• _THE TASK_
In the headphone review, which parts of the HP1000 are made of metal?

Build Quality (8.5/10): Built like a typical DJ headphone, the HP1000 is made mostly out of hard and heavy plastic with the exception of the grilles, which are metal inserts. The outside of the earcups is rubberized. Like most DJ headphones in its price range, the HP1000 is both flat-folding and collapsible and comes with a long and thick coiled cord. The construction feels solid and should be nearly bulletproof in consumer applications but fails to match the ATH-M50 and some of the pricier DJ headphones out there in fit and finish.

 

Comfort (8/10): The Denons clamp very lightly but stay on securely due to their weight and circumaural fit. Padding on the headband is mediocre and doesn’t provide the long-term comfort of other DJ headphones. The earcup pads also feel a bit flat compared to those of the M50, bottoming out on my ears. Fortunately the low clamping force prevents this from severely diminishing comfort and also stops the HP1000 from becoming overly sweaty during lengthy listening sessions.

 

Isolation (7/10): Isolation is decent but not great for a large circumaural DJ headphone due to the stiff pads and low clamping force. They will tone down some outside noise but I wouldn’t use them on a plane. Leakage is minimal.

• _ROWS_
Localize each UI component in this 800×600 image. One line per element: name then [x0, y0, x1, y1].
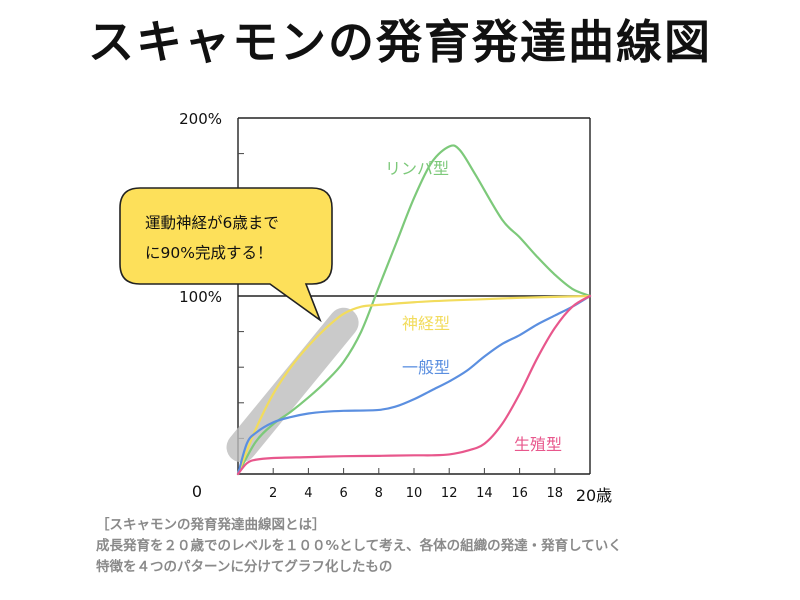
chart-series	[226, 144, 592, 476]
x-tick-label: 12	[441, 486, 458, 501]
y-tick-label: 200%	[179, 110, 222, 128]
callout-bubble: 運動神経が6歳まで に90%完成する！	[119, 187, 333, 323]
series-general-line	[236, 294, 592, 476]
caption-heading: ［スキャモンの発育発達曲線図とは］	[96, 517, 326, 533]
x-tick-label: 8	[375, 486, 383, 501]
series-reproductive-line	[236, 294, 592, 476]
x-tick-label: 18	[547, 486, 564, 501]
x-tick-label: 2	[269, 486, 277, 501]
series-general-label: 一般型	[402, 358, 450, 377]
series-lymphoid-label: リンパ型	[385, 159, 449, 178]
x-tick-label: 6	[339, 486, 347, 501]
series-neural-line	[236, 294, 592, 476]
callout-line-1: 運動神経が6歳まで	[145, 214, 279, 232]
origin-label: 0	[192, 482, 202, 501]
caption: ［スキャモンの発育発達曲線図とは］ 成長発育を２０歳でのレベルを１００%として考…	[96, 515, 776, 578]
x-end-label: 20歳	[576, 486, 612, 505]
caption-line-3: 特徴を４つのパターンに分けてグラフ化したもの	[96, 559, 393, 575]
highlight-band	[226, 307, 359, 463]
page-title: スキャモンの発育発達曲線図	[88, 15, 712, 69]
x-tick-label: 16	[511, 486, 528, 501]
series-neural-label: 神経型	[402, 314, 450, 333]
x-tick-label: 4	[304, 486, 312, 501]
callout-line-2: に90%完成する！	[145, 244, 272, 262]
series-lymphoid-line	[236, 144, 592, 476]
y-tick-label: 100%	[179, 288, 222, 306]
x-tick-label: 14	[476, 486, 493, 501]
caption-line-2: 成長発育を２０歳でのレベルを１００%として考え、各体の組織の発達・発育していく	[96, 538, 622, 554]
x-tick-label: 10	[406, 486, 423, 501]
callout-shape	[119, 187, 333, 323]
series-reproductive-label: 生殖型	[514, 435, 562, 454]
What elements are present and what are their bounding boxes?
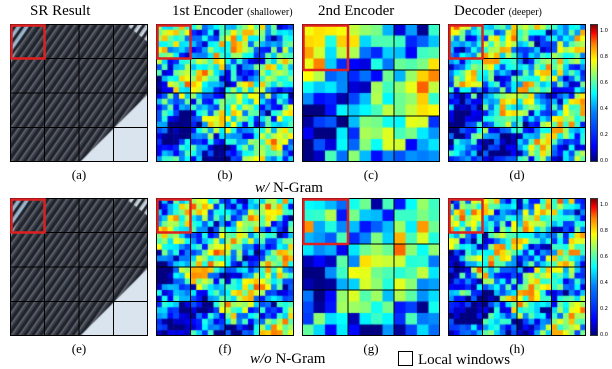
local-window-grid [448,198,586,336]
colorbar-top-tick: 0.6 [600,80,608,86]
caption-f: (f) [218,341,232,356]
caption-d: (d) [509,167,525,182]
local-window-grid [302,24,440,162]
header-first-encoder-note: (shallower) [246,7,293,18]
caption-h: (h) [509,341,525,356]
colorbar-top-tick: 0.0 [600,158,608,164]
highlighted-window [156,24,192,60]
colorbar-top-tick: 0.4 [600,106,608,112]
sr-result-image-without-ngram [10,198,148,336]
attention-map-first-encoder-with-ngram [156,24,294,162]
colorbar-bottom-tick: 0.4 [600,280,608,286]
sr-result-image-with-ngram [10,24,148,162]
attention-map-decoder-with-ngram [448,24,586,162]
attention-map-second-encoder-without-ngram [302,198,440,336]
header-first-encoder: 1st Encoder (shallower) [172,3,293,19]
local-window-grid [156,198,294,336]
attention-map-second-encoder-with-ngram [302,24,440,162]
colorbar-bottom [590,198,598,336]
caption-c: (c) [363,167,379,182]
row-label-without-ngram: w/o N-Gram [250,351,326,367]
highlighted-window [156,198,192,234]
row-label-with-ngram: w/ N-Gram [255,180,323,196]
colorbar-bottom-tick: 0.2 [600,306,608,312]
legend-local-windows: Local windows [398,351,510,369]
caption-g: (g) [363,341,379,356]
colorbar-bottom-tick: 1.0 [600,202,608,208]
colorbar-bottom-tick: 0.6 [600,254,608,260]
local-window-grid [302,198,440,336]
local-window-grid [448,24,586,162]
highlighted-window [448,198,484,234]
attention-map-first-encoder-without-ngram [156,198,294,336]
local-window-square-icon [398,351,413,366]
header-second-encoder: 2nd Encoder [318,3,395,19]
colorbar-top [590,24,598,162]
caption-b: (b) [217,167,233,182]
local-window-grid [10,198,148,336]
header-sr-result: SR Result [30,3,91,19]
highlighted-window [448,24,484,60]
highlighted-window [302,198,350,246]
header-decoder: Decoder (deeper) [454,3,542,19]
header-decoder-note: (deeper) [508,7,542,18]
caption-a: (a) [71,167,87,182]
highlighted-window [302,24,350,72]
colorbar-bottom-tick: 0.0 [600,332,608,338]
local-window-grid [156,24,294,162]
colorbar-top-tick: 0.8 [600,54,608,60]
highlighted-window [10,24,46,60]
colorbar-top-tick: 0.2 [600,132,608,138]
highlighted-window [10,198,46,234]
local-window-grid [10,24,148,162]
colorbar-top-tick: 1.0 [600,28,608,34]
caption-e: (e) [71,341,87,356]
colorbar-bottom-tick: 0.8 [600,228,608,234]
attention-map-decoder-without-ngram [448,198,586,336]
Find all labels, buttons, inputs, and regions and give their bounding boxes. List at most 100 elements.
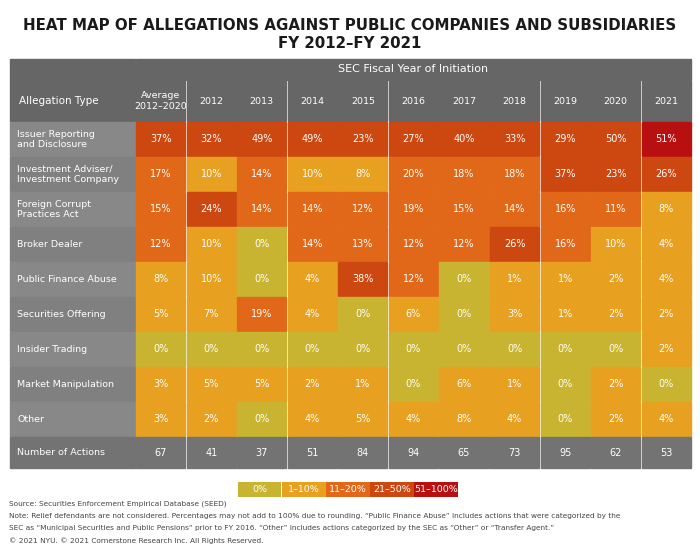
- Text: 10%: 10%: [200, 239, 222, 249]
- Text: 2012: 2012: [199, 97, 223, 105]
- Text: 2015: 2015: [351, 97, 375, 105]
- Text: Broker Dealer: Broker Dealer: [18, 240, 83, 249]
- Text: 23%: 23%: [605, 169, 626, 179]
- Text: 4%: 4%: [659, 274, 674, 284]
- Text: 0%: 0%: [406, 379, 421, 389]
- Text: 0%: 0%: [356, 309, 370, 319]
- Text: 50%: 50%: [605, 134, 626, 144]
- Text: 5%: 5%: [153, 309, 168, 319]
- Text: 3%: 3%: [153, 379, 168, 389]
- Text: 4%: 4%: [659, 414, 674, 424]
- Text: 18%: 18%: [454, 169, 475, 179]
- Text: 2%: 2%: [659, 344, 674, 354]
- Text: 5%: 5%: [355, 414, 370, 424]
- Text: 1%: 1%: [356, 379, 370, 389]
- Text: 0%: 0%: [406, 344, 421, 354]
- Text: 13%: 13%: [352, 239, 374, 249]
- Text: 95: 95: [559, 448, 571, 458]
- Text: 49%: 49%: [251, 134, 272, 144]
- Text: Securities Offering: Securities Offering: [18, 310, 106, 319]
- Text: 8%: 8%: [456, 414, 472, 424]
- Text: 15%: 15%: [454, 204, 475, 214]
- Text: 4%: 4%: [304, 309, 320, 319]
- Text: 4%: 4%: [304, 414, 320, 424]
- Text: 6%: 6%: [406, 309, 421, 319]
- Text: 3%: 3%: [507, 309, 522, 319]
- Text: 0%: 0%: [456, 344, 472, 354]
- Text: Issuer Reporting
and Disclosure: Issuer Reporting and Disclosure: [18, 130, 95, 149]
- Text: 37%: 37%: [150, 134, 171, 144]
- Text: © 2021 NYU. © 2021 Cornerstone Research Inc. All Rights Reserved.: © 2021 NYU. © 2021 Cornerstone Research …: [9, 537, 264, 544]
- Text: 17%: 17%: [150, 169, 171, 179]
- Text: 65: 65: [458, 448, 470, 458]
- Text: 2019: 2019: [553, 97, 578, 105]
- Text: 2%: 2%: [204, 414, 219, 424]
- Text: 67: 67: [155, 448, 167, 458]
- Text: 0%: 0%: [254, 239, 270, 249]
- Text: 11%: 11%: [605, 204, 626, 214]
- Text: 37: 37: [256, 448, 268, 458]
- Text: 0%: 0%: [608, 344, 624, 354]
- Text: SEC as “Municipal Securities and Public Pensions” prior to FY 2016. “Other” incl: SEC as “Municipal Securities and Public …: [9, 525, 554, 531]
- Text: 2%: 2%: [608, 414, 624, 424]
- Text: 0%: 0%: [356, 344, 370, 354]
- Text: 62: 62: [610, 448, 622, 458]
- Text: Allegation Type: Allegation Type: [18, 96, 98, 106]
- Text: 12%: 12%: [402, 274, 424, 284]
- Text: 2017: 2017: [452, 97, 476, 105]
- Text: 26%: 26%: [504, 239, 526, 249]
- Text: 8%: 8%: [659, 204, 674, 214]
- Text: 4%: 4%: [406, 414, 421, 424]
- Text: 14%: 14%: [302, 204, 323, 214]
- Text: 7%: 7%: [204, 309, 219, 319]
- Text: 1%: 1%: [507, 379, 522, 389]
- Text: 20%: 20%: [402, 169, 424, 179]
- Text: 0%: 0%: [153, 344, 168, 354]
- Text: Average
2012–2020: Average 2012–2020: [134, 92, 187, 111]
- Text: 18%: 18%: [504, 169, 525, 179]
- Text: 40%: 40%: [454, 134, 475, 144]
- Text: 19%: 19%: [251, 309, 272, 319]
- Text: Market Manipulation: Market Manipulation: [18, 380, 114, 388]
- Text: 2013: 2013: [250, 97, 274, 105]
- Text: 51%: 51%: [656, 134, 677, 144]
- Text: 14%: 14%: [504, 204, 525, 214]
- Text: 2%: 2%: [659, 309, 674, 319]
- Text: Other: Other: [18, 415, 44, 424]
- Text: 0%: 0%: [558, 379, 573, 389]
- Text: 8%: 8%: [153, 274, 168, 284]
- Text: 0%: 0%: [252, 485, 267, 494]
- Text: 0%: 0%: [204, 344, 219, 354]
- Text: 33%: 33%: [504, 134, 525, 144]
- Text: Public Finance Abuse: Public Finance Abuse: [18, 275, 117, 284]
- Text: 38%: 38%: [352, 274, 374, 284]
- Text: 14%: 14%: [302, 239, 323, 249]
- Text: Source: Securities Enforcement Empirical Database (SEED): Source: Securities Enforcement Empirical…: [9, 501, 227, 507]
- Text: 15%: 15%: [150, 204, 171, 214]
- Text: 0%: 0%: [254, 414, 270, 424]
- Text: 0%: 0%: [558, 344, 573, 354]
- Text: 0%: 0%: [659, 379, 674, 389]
- Text: 19%: 19%: [402, 204, 424, 214]
- Text: Foreign Corrupt
Practices Act: Foreign Corrupt Practices Act: [18, 200, 91, 219]
- Text: 5%: 5%: [254, 379, 270, 389]
- Text: 2%: 2%: [608, 274, 624, 284]
- Text: 2018: 2018: [503, 97, 526, 105]
- Text: 37%: 37%: [554, 169, 576, 179]
- Text: 8%: 8%: [356, 169, 370, 179]
- Text: 0%: 0%: [456, 274, 472, 284]
- Text: 2020: 2020: [603, 97, 628, 105]
- Text: 12%: 12%: [454, 239, 475, 249]
- Text: 16%: 16%: [554, 239, 576, 249]
- Text: 0%: 0%: [254, 344, 270, 354]
- Text: 12%: 12%: [150, 239, 171, 249]
- Text: Investment Adviser/
Investment Company: Investment Adviser/ Investment Company: [18, 165, 119, 184]
- Text: 2014: 2014: [300, 97, 324, 105]
- Text: 2%: 2%: [304, 379, 320, 389]
- Text: 32%: 32%: [200, 134, 222, 144]
- Text: 0%: 0%: [507, 344, 522, 354]
- Text: Number of Actions: Number of Actions: [18, 448, 105, 457]
- Text: 24%: 24%: [200, 204, 222, 214]
- Text: 1–10%: 1–10%: [288, 485, 320, 494]
- Text: 51: 51: [306, 448, 318, 458]
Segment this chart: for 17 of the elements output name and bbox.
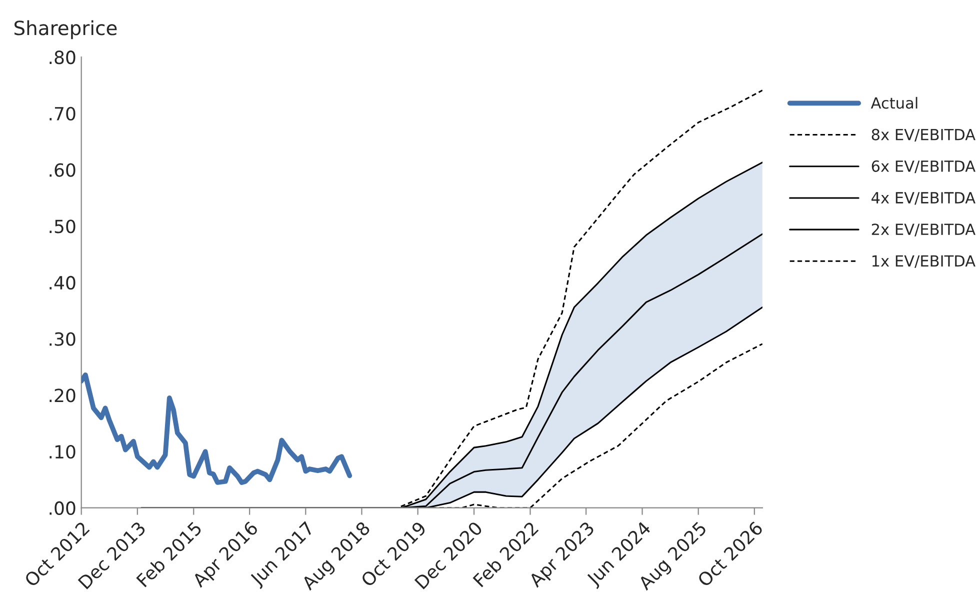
y-tick-label: .40 <box>50 276 76 290</box>
legend-label: Actual <box>870 96 918 109</box>
legend-label: 8x EV/EBITDA <box>872 128 976 142</box>
y-tick-label: .30 <box>50 332 76 346</box>
y-axis-title: Shareprice <box>14 20 117 40</box>
legend-label: 6x EV/EBITDA <box>872 160 976 174</box>
y-tick-label: .10 <box>50 444 76 459</box>
y-tick-label: .70 <box>50 106 76 121</box>
y-tick-label: .60 <box>50 163 76 177</box>
legend-label: 4x EV/EBITDA <box>872 192 976 205</box>
y-tick-label: .80 <box>50 50 76 64</box>
y-tick-label: .50 <box>50 220 76 234</box>
y-tick-label: .20 <box>50 388 76 402</box>
legend-label: 1x EV/EBITDA <box>872 255 976 268</box>
y-tick-label: .00 <box>50 501 76 515</box>
line-series <box>81 372 352 485</box>
legend-label: 2x EV/EBITDA <box>872 224 976 236</box>
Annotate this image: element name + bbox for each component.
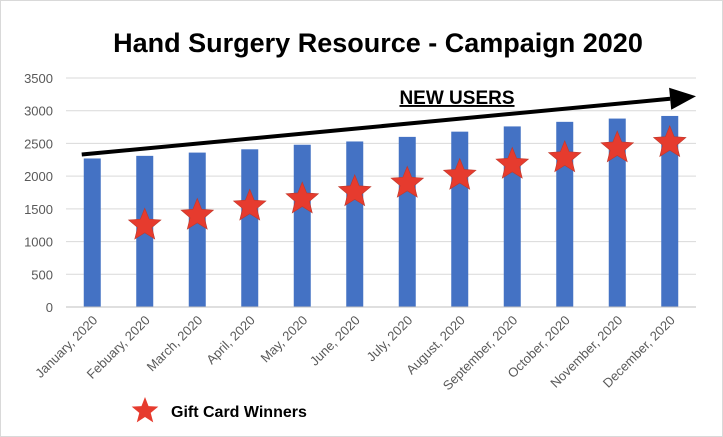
arrow-shaft [81,96,671,157]
star-marker [180,197,215,230]
star-marker [547,140,582,173]
bar [661,115,679,307]
bar [241,149,259,307]
star-marker [285,181,320,214]
trend-arrow [81,87,696,157]
star-marker [337,174,372,207]
bar [608,118,626,308]
y-tick-label: 1500 [24,202,53,217]
y-tick-label: 0 [46,300,53,315]
bar [346,141,364,307]
y-axis-tick-labels: 0 500 1000 1500 2000 2500 3000 3500 [24,71,53,315]
legend-label-gift-card-winners: Gift Card Winners [171,404,307,421]
gift-card-winners-series [127,124,687,240]
bar [188,152,206,307]
arrow-head [669,87,696,110]
y-tick-label: 3500 [24,71,53,86]
chart-title: Hand Surgery Resource - Campaign 2020 [113,28,643,58]
new-users-annotation: NEW USERS [399,88,514,109]
legend: Gift Card Winners [131,397,307,423]
y-tick-label: 1000 [24,235,53,250]
star-marker [495,146,530,179]
legend-star-icon [131,397,159,423]
y-tick-label: 2000 [24,169,53,184]
star-marker [652,124,687,158]
star-marker [600,130,635,163]
y-tick-label: 500 [31,267,53,282]
y-tick-label: 3000 [24,104,53,119]
bar [83,158,101,307]
star-marker [442,157,477,190]
star-marker [127,207,162,240]
gridlines [66,77,696,275]
star-marker [390,165,425,198]
y-tick-label: 2500 [24,136,53,151]
bar [398,136,416,307]
star-marker [232,188,267,221]
bar [293,144,311,307]
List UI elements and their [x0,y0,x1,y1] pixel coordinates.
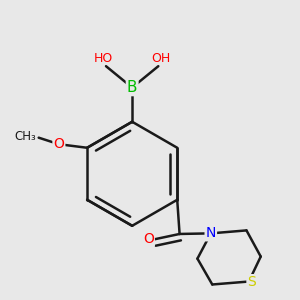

• _FULL SOLUTION_
The grilles, which are metal inserts.